---- Data
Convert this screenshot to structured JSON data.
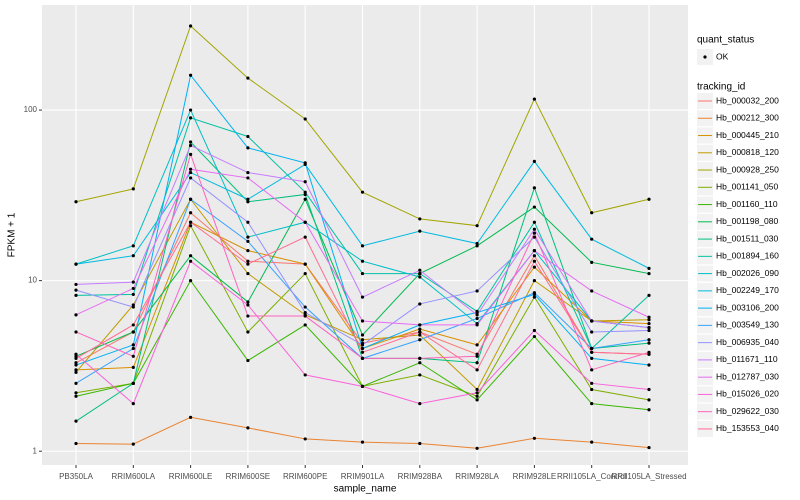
{
  "chart_data": {
    "type": "line",
    "x_label": "sample_name",
    "y_label": "FPKM + 1",
    "log_y": true,
    "grid": true,
    "ylim": [
      0.83,
      413
    ],
    "yticks": [
      1,
      10,
      100
    ],
    "categories": [
      "PB350LA",
      "RRIM600LA",
      "RRIM600LE",
      "RRIM600SE",
      "RRIM600PE",
      "RRIM901LA",
      "RRIM928BA",
      "RRIM928LA",
      "RRIM928LE",
      "RRII105LA_Control",
      "RRII105LA_Stressed"
    ],
    "shape_legend": {
      "title": "quant_status",
      "entries": [
        "OK"
      ]
    },
    "legend_title": "tracking_id",
    "series": [
      {
        "name": "Hb_000032_200",
        "color": "#F8766D",
        "values": [
          3.3,
          5.0,
          25,
          13,
          12.5,
          4.3,
          5.0,
          3.7,
          14,
          3.8,
          3.7
        ]
      },
      {
        "name": "Hb_000212_300",
        "color": "#EA8331",
        "values": [
          1.11,
          1.1,
          1.58,
          1.37,
          1.18,
          1.13,
          1.11,
          1.04,
          1.19,
          1.13,
          1.05
        ]
      },
      {
        "name": "Hb_000445_210",
        "color": "#D89000",
        "values": [
          3.0,
          3.1,
          22,
          15,
          12.5,
          4.0,
          5.2,
          4.2,
          12,
          5.8,
          5.6
        ]
      },
      {
        "name": "Hb_000818_120",
        "color": "#C09B00",
        "values": [
          2.9,
          7.2,
          30,
          11,
          6.3,
          4.5,
          4.8,
          2.3,
          10,
          5.8,
          5.9
        ]
      },
      {
        "name": "Hb_000928_250",
        "color": "#A3A500",
        "values": [
          29,
          34.5,
          311,
          154,
          88.6,
          33,
          23,
          21,
          116,
          25,
          30
        ]
      },
      {
        "name": "Hb_001141_050",
        "color": "#7CAE00",
        "values": [
          2.2,
          2.5,
          21,
          5.0,
          11,
          2.4,
          2.8,
          2.1,
          8.0,
          2.3,
          2.0
        ]
      },
      {
        "name": "Hb_001160_110",
        "color": "#39B600",
        "values": [
          2.1,
          2.5,
          10,
          3.4,
          5.5,
          2.4,
          3.3,
          2.0,
          4.7,
          1.9,
          1.75
        ]
      },
      {
        "name": "Hb_001198_080",
        "color": "#00BB4E",
        "values": [
          3.6,
          5.0,
          14,
          7.5,
          30,
          4.8,
          11,
          16,
          27,
          12.8,
          11
        ]
      },
      {
        "name": "Hb_001511_030",
        "color": "#00BF7D",
        "values": [
          1.5,
          2.5,
          65,
          29,
          32,
          3.5,
          3.5,
          3.3,
          35,
          4.0,
          4.3
        ]
      },
      {
        "name": "Hb_001894_160",
        "color": "#00C1A3",
        "values": [
          8.2,
          8.3,
          90,
          70,
          33,
          11,
          11,
          6.6,
          22,
          4.0,
          8.2
        ]
      },
      {
        "name": "Hb_002026_090",
        "color": "#00BFC4",
        "values": [
          12.5,
          16,
          100,
          18,
          22,
          13,
          10.5,
          5.6,
          15,
          5.8,
          5.3
        ]
      },
      {
        "name": "Hb_002249_170",
        "color": "#00BAE0",
        "values": [
          12.5,
          14,
          43,
          30,
          48,
          16,
          19.5,
          16.5,
          50,
          17.5,
          11.8
        ]
      },
      {
        "name": "Hb_003106_200",
        "color": "#00B0F6",
        "values": [
          3.2,
          4.2,
          160,
          60,
          49,
          4.0,
          5.5,
          6.5,
          8.3,
          3.5,
          3.2
        ]
      },
      {
        "name": "Hb_003549_130",
        "color": "#35A2FF",
        "values": [
          2.5,
          4.0,
          30,
          17,
          7.0,
          3.5,
          4.5,
          6.0,
          8.5,
          4.0,
          4.5
        ]
      },
      {
        "name": "Hb_006935_040",
        "color": "#9590FF",
        "values": [
          8.8,
          7.0,
          40,
          22,
          6.5,
          4.2,
          7.3,
          8.7,
          18,
          5.0,
          5.1
        ]
      },
      {
        "name": "Hb_011671_110",
        "color": "#C77CFF",
        "values": [
          9.5,
          9.8,
          62,
          43,
          38,
          8.0,
          11.5,
          6.3,
          20,
          5.8,
          5.3
        ]
      },
      {
        "name": "Hb_012787_030",
        "color": "#E76BF3",
        "values": [
          6.3,
          9.0,
          45,
          40,
          22,
          5.8,
          5.5,
          5.5,
          15,
          8.7,
          6.1
        ]
      },
      {
        "name": "Hb_015026_020",
        "color": "#FA62DB",
        "values": [
          3.7,
          1.9,
          13,
          7.2,
          2.8,
          2.4,
          1.9,
          2.2,
          5.1,
          2.5,
          2.3
        ]
      },
      {
        "name": "Hb_029622_030",
        "color": "#FF62BC",
        "values": [
          5.0,
          3.6,
          55,
          6.2,
          6.2,
          3.5,
          3.5,
          3.6,
          19,
          3.0,
          3.8
        ]
      },
      {
        "name": "Hb_153553_040",
        "color": "#FF6C91",
        "values": [
          3.5,
          5.5,
          22,
          12.5,
          18,
          3.8,
          5.0,
          3.0,
          13,
          3.8,
          3.7
        ]
      }
    ]
  }
}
--------
What you should do >>
Transcribe the records verbatim and omit the images.

Expected answer >>
Convert this screenshot to structured JSON data.
{
  "chart_data": {
    "type": "line",
    "x_label": "sample_name",
    "y_label": "FPKM + 1",
    "log_y": true,
    "grid": true,
    "ylim": [
      0.83,
      413
    ],
    "yticks": [
      1,
      10,
      100
    ],
    "categories": [
      "PB350LA",
      "RRIM600LA",
      "RRIM600LE",
      "RRIM600SE",
      "RRIM600PE",
      "RRIM901LA",
      "RRIM928BA",
      "RRIM928LA",
      "RRIM928LE",
      "RRII105LA_Control",
      "RRII105LA_Stressed"
    ],
    "shape_legend": {
      "title": "quant_status",
      "entries": [
        "OK"
      ]
    },
    "legend_title": "tracking_id",
    "series": [
      {
        "name": "Hb_000032_200",
        "color": "#F8766D",
        "values": [
          3.3,
          5.0,
          25,
          13,
          12.5,
          4.3,
          5.0,
          3.7,
          14,
          3.8,
          3.7
        ]
      },
      {
        "name": "Hb_000212_300",
        "color": "#EA8331",
        "values": [
          1.11,
          1.1,
          1.58,
          1.37,
          1.18,
          1.13,
          1.11,
          1.04,
          1.19,
          1.13,
          1.05
        ]
      },
      {
        "name": "Hb_000445_210",
        "color": "#D89000",
        "values": [
          3.0,
          3.1,
          22,
          15,
          12.5,
          4.0,
          5.2,
          4.2,
          12,
          5.8,
          5.6
        ]
      },
      {
        "name": "Hb_000818_120",
        "color": "#C09B00",
        "values": [
          2.9,
          7.2,
          30,
          11,
          6.3,
          4.5,
          4.8,
          2.3,
          10,
          5.8,
          5.9
        ]
      },
      {
        "name": "Hb_000928_250",
        "color": "#A3A500",
        "values": [
          29,
          34.5,
          311,
          154,
          88.6,
          33,
          23,
          21,
          116,
          25,
          30
        ]
      },
      {
        "name": "Hb_001141_050",
        "color": "#7CAE00",
        "values": [
          2.2,
          2.5,
          21,
          5.0,
          11,
          2.4,
          2.8,
          2.1,
          8.0,
          2.3,
          2.0
        ]
      },
      {
        "name": "Hb_001160_110",
        "color": "#39B600",
        "values": [
          2.1,
          2.5,
          10,
          3.4,
          5.5,
          2.4,
          3.3,
          2.0,
          4.7,
          1.9,
          1.75
        ]
      },
      {
        "name": "Hb_001198_080",
        "color": "#00BB4E",
        "values": [
          3.6,
          5.0,
          14,
          7.5,
          30,
          4.8,
          11,
          16,
          27,
          12.8,
          11
        ]
      },
      {
        "name": "Hb_001511_030",
        "color": "#00BF7D",
        "values": [
          1.5,
          2.5,
          65,
          29,
          32,
          3.5,
          3.5,
          3.3,
          35,
          4.0,
          4.3
        ]
      },
      {
        "name": "Hb_001894_160",
        "color": "#00C1A3",
        "values": [
          8.2,
          8.3,
          90,
          70,
          33,
          11,
          11,
          6.6,
          22,
          4.0,
          8.2
        ]
      },
      {
        "name": "Hb_002026_090",
        "color": "#00BFC4",
        "values": [
          12.5,
          16,
          100,
          18,
          22,
          13,
          10.5,
          5.6,
          15,
          5.8,
          5.3
        ]
      },
      {
        "name": "Hb_002249_170",
        "color": "#00BAE0",
        "values": [
          12.5,
          14,
          43,
          30,
          48,
          16,
          19.5,
          16.5,
          50,
          17.5,
          11.8
        ]
      },
      {
        "name": "Hb_003106_200",
        "color": "#00B0F6",
        "values": [
          3.2,
          4.2,
          160,
          60,
          49,
          4.0,
          5.5,
          6.5,
          8.3,
          3.5,
          3.2
        ]
      },
      {
        "name": "Hb_003549_130",
        "color": "#35A2FF",
        "values": [
          2.5,
          4.0,
          30,
          17,
          7.0,
          3.5,
          4.5,
          6.0,
          8.5,
          4.0,
          4.5
        ]
      },
      {
        "name": "Hb_006935_040",
        "color": "#9590FF",
        "values": [
          8.8,
          7.0,
          40,
          22,
          6.5,
          4.2,
          7.3,
          8.7,
          18,
          5.0,
          5.1
        ]
      },
      {
        "name": "Hb_011671_110",
        "color": "#C77CFF",
        "values": [
          9.5,
          9.8,
          62,
          43,
          38,
          8.0,
          11.5,
          6.3,
          20,
          5.8,
          5.3
        ]
      },
      {
        "name": "Hb_012787_030",
        "color": "#E76BF3",
        "values": [
          6.3,
          9.0,
          45,
          40,
          22,
          5.8,
          5.5,
          5.5,
          15,
          8.7,
          6.1
        ]
      },
      {
        "name": "Hb_015026_020",
        "color": "#FA62DB",
        "values": [
          3.7,
          1.9,
          13,
          7.2,
          2.8,
          2.4,
          1.9,
          2.2,
          5.1,
          2.5,
          2.3
        ]
      },
      {
        "name": "Hb_029622_030",
        "color": "#FF62BC",
        "values": [
          5.0,
          3.6,
          55,
          6.2,
          6.2,
          3.5,
          3.5,
          3.6,
          19,
          3.0,
          3.8
        ]
      },
      {
        "name": "Hb_153553_040",
        "color": "#FF6C91",
        "values": [
          3.5,
          5.5,
          22,
          12.5,
          18,
          3.8,
          5.0,
          3.0,
          13,
          3.8,
          3.7
        ]
      }
    ]
  }
}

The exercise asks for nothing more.